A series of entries
--- START ---

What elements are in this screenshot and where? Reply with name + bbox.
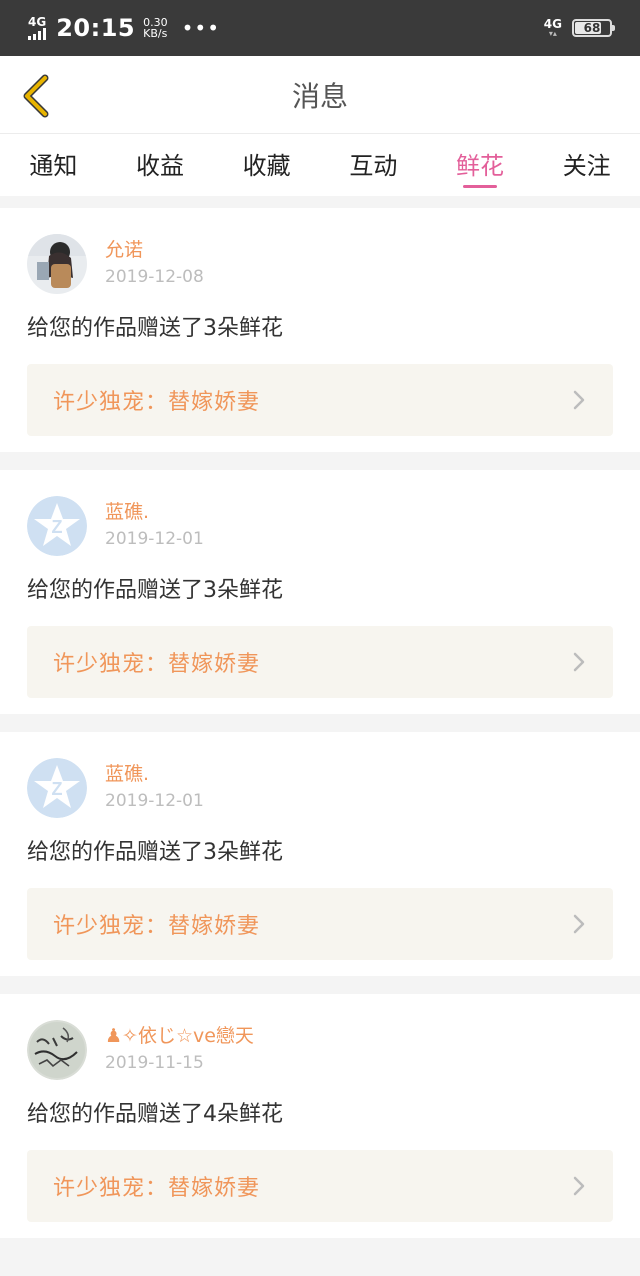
tab-notifications[interactable]: 通知	[0, 134, 107, 196]
avatar[interactable]: Z	[27, 496, 87, 556]
battery-icon: 68	[572, 19, 615, 37]
avatar[interactable]	[27, 1020, 87, 1080]
sender-nickname[interactable]: 允诺	[105, 236, 204, 264]
mobile-data-icon: 4G ▾▴	[543, 17, 562, 38]
svg-text:Z: Z	[52, 517, 63, 537]
work-link[interactable]: 许少独宠：替嫁娇妻	[27, 888, 613, 960]
default-avatar-star-icon: Z	[27, 758, 87, 818]
sender-nickname[interactable]: 蓝礁.	[105, 760, 204, 788]
list-item: Z 蓝礁. 2019-12-01 给您的作品赠送了3朵鲜花 许少独宠：替嫁娇妻	[0, 732, 640, 976]
status-bar: 4G 20:15 0.30 KB/s ••• 4G ▾▴ 68	[0, 0, 640, 56]
message-date: 2019-12-08	[105, 267, 204, 287]
page-title: 消息	[291, 79, 348, 113]
tab-favorites[interactable]: 收藏	[213, 134, 320, 196]
user-photo-icon	[27, 234, 87, 294]
tab-flowers[interactable]: 鲜花	[427, 134, 534, 196]
work-title: 许少独宠：替嫁娇妻	[53, 914, 261, 939]
chevron-left-icon	[23, 74, 49, 118]
more-notifications-icon: •••	[181, 16, 220, 40]
signal-icon: 4G	[28, 16, 46, 40]
work-link[interactable]: 许少独宠：替嫁娇妻	[27, 1150, 613, 1222]
work-title: 许少独宠：替嫁娇妻	[53, 652, 261, 677]
flower-message-list: 允诺 2019-12-08 给您的作品赠送了3朵鲜花 许少独宠：替嫁娇妻 Z 蓝…	[0, 208, 640, 1256]
message-date: 2019-12-01	[105, 791, 204, 811]
battery-level: 68	[583, 21, 601, 35]
clock: 20:15	[56, 14, 136, 42]
list-item: Z 蓝礁. 2019-12-01 给您的作品赠送了3朵鲜花 许少独宠：替嫁娇妻	[0, 470, 640, 714]
back-button[interactable]	[14, 74, 58, 118]
message-date: 2019-11-15	[105, 1053, 204, 1073]
nav-header: 消息	[0, 56, 640, 134]
message-text: 给您的作品赠送了3朵鲜花	[27, 578, 283, 603]
work-link[interactable]: 许少独宠：替嫁娇妻	[27, 364, 613, 436]
avatar[interactable]: Z	[27, 758, 87, 818]
message-text: 给您的作品赠送了3朵鲜花	[27, 316, 283, 341]
network-speed: 0.30 KB/s	[143, 16, 168, 40]
svg-text:Z: Z	[52, 779, 63, 799]
chevron-right-icon	[573, 652, 585, 672]
handwriting-avatar-icon	[27, 1020, 87, 1080]
list-item: ♟✧依じ☆ve戀天 2019-11-15 给您的作品赠送了4朵鲜花 许少独宠：替…	[0, 994, 640, 1238]
tab-earnings[interactable]: 收益	[107, 134, 214, 196]
chevron-right-icon	[573, 914, 585, 934]
message-date: 2019-12-01	[105, 529, 204, 549]
network-type: 4G	[28, 15, 47, 29]
tab-bar: 通知 收益 收藏 互动 鲜花 关注	[0, 134, 640, 196]
tab-follows[interactable]: 关注	[533, 134, 640, 196]
chevron-right-icon	[573, 390, 585, 410]
sender-nickname[interactable]: 蓝礁.	[105, 498, 204, 526]
work-link[interactable]: 许少独宠：替嫁娇妻	[27, 626, 613, 698]
message-text: 给您的作品赠送了3朵鲜花	[27, 840, 283, 865]
list-item: 允诺 2019-12-08 给您的作品赠送了3朵鲜花 许少独宠：替嫁娇妻	[0, 208, 640, 452]
work-title: 许少独宠：替嫁娇妻	[53, 1176, 261, 1201]
sender-nickname[interactable]: ♟✧依じ☆ve戀天	[105, 1022, 254, 1050]
message-text: 给您的作品赠送了4朵鲜花	[27, 1102, 283, 1127]
tab-interactions[interactable]: 互动	[320, 134, 427, 196]
chevron-right-icon	[573, 1176, 585, 1196]
default-avatar-star-icon: Z	[27, 496, 87, 556]
work-title: 许少独宠：替嫁娇妻	[53, 390, 261, 415]
avatar[interactable]	[27, 234, 87, 294]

--- END ---

• **EXERCISE DESCRIPTION**
Rewrite the stretch of entries from the line containing "134, 107, 196]" through the line containing "15, 47, 29]", replacing "message-date" with "sent-date" and leaving everything else unchanged.

• **EXERCISE SOLUTION**
tab-notifications[interactable]: 通知	[0, 134, 107, 196]
avatar[interactable]: Z	[27, 496, 87, 556]
battery-icon: 68	[572, 19, 615, 37]
avatar[interactable]	[27, 1020, 87, 1080]
sender-nickname[interactable]: 允诺	[105, 236, 204, 264]
mobile-data-icon: 4G ▾▴	[543, 17, 562, 38]
svg-text:Z: Z	[52, 517, 63, 537]
work-link[interactable]: 许少独宠：替嫁娇妻	[27, 888, 613, 960]
default-avatar-star-icon: Z	[27, 758, 87, 818]
sender-nickname[interactable]: 蓝礁.	[105, 760, 204, 788]
list-item: Z 蓝礁. 2019-12-01 给您的作品赠送了3朵鲜花 许少独宠：替嫁娇妻	[0, 732, 640, 976]
status-bar: 4G 20:15 0.30 KB/s ••• 4G ▾▴ 68	[0, 0, 640, 56]
sent-date: 2019-12-08	[105, 267, 204, 287]
page-title: 消息	[291, 79, 348, 113]
tab-favorites[interactable]: 收藏	[213, 134, 320, 196]
user-photo-icon	[27, 234, 87, 294]
tab-flowers[interactable]: 鲜花	[427, 134, 534, 196]
work-title: 许少独宠：替嫁娇妻	[53, 914, 261, 939]
chevron-left-icon	[23, 74, 49, 118]
more-notifications-icon: •••	[181, 16, 220, 40]
signal-icon: 4G	[28, 16, 46, 40]
work-link[interactable]: 许少独宠：替嫁娇妻	[27, 1150, 613, 1222]
work-title: 许少独宠：替嫁娇妻	[53, 652, 261, 677]
flower-message-list: 允诺 2019-12-08 给您的作品赠送了3朵鲜花 许少独宠：替嫁娇妻 Z 蓝…	[0, 208, 640, 1256]
sent-date: 2019-12-01	[105, 791, 204, 811]
battery-level: 68	[583, 21, 601, 35]
clock: 20:15	[56, 14, 136, 42]
list-item: Z 蓝礁. 2019-12-01 给您的作品赠送了3朵鲜花 许少独宠：替嫁娇妻	[0, 470, 640, 714]
back-button[interactable]	[14, 74, 58, 118]
sent-date: 2019-11-15	[105, 1053, 204, 1073]
nav-header: 消息	[0, 56, 640, 134]
message-text: 给您的作品赠送了3朵鲜花	[27, 578, 283, 603]
work-link[interactable]: 许少独宠：替嫁娇妻	[27, 364, 613, 436]
avatar[interactable]: Z	[27, 758, 87, 818]
message-text: 给您的作品赠送了3朵鲜花	[27, 316, 283, 341]
network-speed: 0.30 KB/s	[143, 16, 168, 40]
svg-text:Z: Z	[52, 779, 63, 799]
chevron-right-icon	[573, 652, 585, 672]
handwriting-avatar-icon	[27, 1020, 87, 1080]
list-item: ♟✧依じ☆ve戀天 2019-11-15 给您的作品赠送了4朵鲜花 许少独宠：替…	[0, 994, 640, 1238]
tab-earnings[interactable]: 收益	[107, 134, 214, 196]
chevron-right-icon	[573, 914, 585, 934]
sent-date: 2019-12-01	[105, 529, 204, 549]
network-type: 4G	[28, 15, 47, 29]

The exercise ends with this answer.